- WHAT NEEDS TO BE DONE
Give the count of lines containing the string "GENERAL", with no other output.

- GIVEN ENTRIES
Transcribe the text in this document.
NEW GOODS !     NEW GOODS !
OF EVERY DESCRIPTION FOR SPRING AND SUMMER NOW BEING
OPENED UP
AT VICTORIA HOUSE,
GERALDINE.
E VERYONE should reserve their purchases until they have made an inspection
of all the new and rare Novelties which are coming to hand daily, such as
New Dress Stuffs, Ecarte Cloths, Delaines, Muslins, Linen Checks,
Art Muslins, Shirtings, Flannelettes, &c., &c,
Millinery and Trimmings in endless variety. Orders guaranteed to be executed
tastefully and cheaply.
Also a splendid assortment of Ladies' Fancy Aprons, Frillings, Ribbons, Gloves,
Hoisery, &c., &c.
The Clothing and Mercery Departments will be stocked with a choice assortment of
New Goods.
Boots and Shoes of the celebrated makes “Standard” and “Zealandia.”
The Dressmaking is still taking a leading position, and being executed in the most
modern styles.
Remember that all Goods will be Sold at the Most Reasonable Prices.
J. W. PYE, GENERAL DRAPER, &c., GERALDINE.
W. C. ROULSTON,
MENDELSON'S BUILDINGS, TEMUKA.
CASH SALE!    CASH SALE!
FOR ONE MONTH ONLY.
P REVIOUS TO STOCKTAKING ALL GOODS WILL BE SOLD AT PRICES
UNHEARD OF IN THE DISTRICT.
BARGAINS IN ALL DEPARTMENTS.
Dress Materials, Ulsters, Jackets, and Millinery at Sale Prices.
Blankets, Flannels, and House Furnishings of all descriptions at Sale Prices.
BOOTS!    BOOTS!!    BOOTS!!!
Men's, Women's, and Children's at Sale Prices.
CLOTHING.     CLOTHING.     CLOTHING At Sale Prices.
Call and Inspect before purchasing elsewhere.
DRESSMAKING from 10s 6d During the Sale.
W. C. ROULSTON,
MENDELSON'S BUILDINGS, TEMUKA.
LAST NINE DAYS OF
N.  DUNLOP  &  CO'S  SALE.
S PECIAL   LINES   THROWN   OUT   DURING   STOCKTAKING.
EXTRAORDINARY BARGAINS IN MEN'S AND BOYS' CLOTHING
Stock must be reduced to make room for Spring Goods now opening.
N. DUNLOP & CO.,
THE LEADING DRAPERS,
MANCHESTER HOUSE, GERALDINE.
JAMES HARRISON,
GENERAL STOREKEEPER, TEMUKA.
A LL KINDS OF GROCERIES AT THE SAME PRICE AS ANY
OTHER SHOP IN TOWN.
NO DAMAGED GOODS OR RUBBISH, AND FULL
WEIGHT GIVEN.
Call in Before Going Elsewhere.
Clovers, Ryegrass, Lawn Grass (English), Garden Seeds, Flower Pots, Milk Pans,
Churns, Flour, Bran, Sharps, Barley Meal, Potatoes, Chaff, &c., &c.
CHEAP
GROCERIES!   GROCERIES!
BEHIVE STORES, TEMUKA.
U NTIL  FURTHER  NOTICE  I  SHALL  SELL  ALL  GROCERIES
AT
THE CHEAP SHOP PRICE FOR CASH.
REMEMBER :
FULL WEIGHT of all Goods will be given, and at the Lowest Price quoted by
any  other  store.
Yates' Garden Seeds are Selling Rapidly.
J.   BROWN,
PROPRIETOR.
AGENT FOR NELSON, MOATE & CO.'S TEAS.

- THE OUTPUT
2